▶ What needs to be done:
Pick out every line with the word "Core" and copy it.

---------- Rows ----------

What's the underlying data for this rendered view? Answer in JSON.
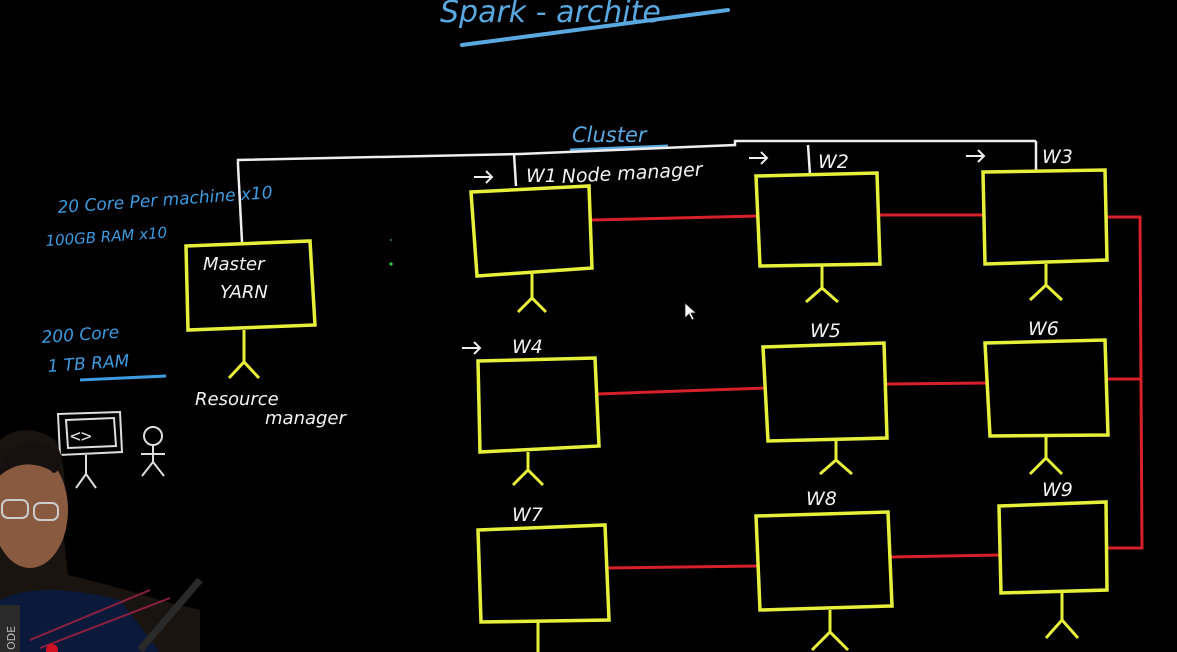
{
  "title": "Spark - archite",
  "cluster_label": "Cluster",
  "notes": {
    "per_machine_cores": "20 Core Per machine x10",
    "per_machine_ram": "100GB RAM x10",
    "total_cores": "200 Core",
    "total_ram": "1 TB RAM"
  },
  "master": {
    "line1": "Master",
    "line2": "YARN",
    "role_line1": "Resource",
    "role_line2": "manager"
  },
  "node_manager_label": "Node manager",
  "workers": [
    "W1",
    "W2",
    "W3",
    "W4",
    "W5",
    "W6",
    "W7",
    "W8",
    "W9"
  ],
  "client_icon": "code-screen-icon",
  "watermark": "ODE",
  "colors": {
    "title": "#5aa8e0",
    "notes": "#3d9be0",
    "box": "#e6f03a",
    "link": "#d8202a",
    "text": "#f2f2f2"
  }
}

----------

▶ Result of this task:
    "per_machine_cores": "20 Core Per machine x10",
    "total_cores": "200 Core",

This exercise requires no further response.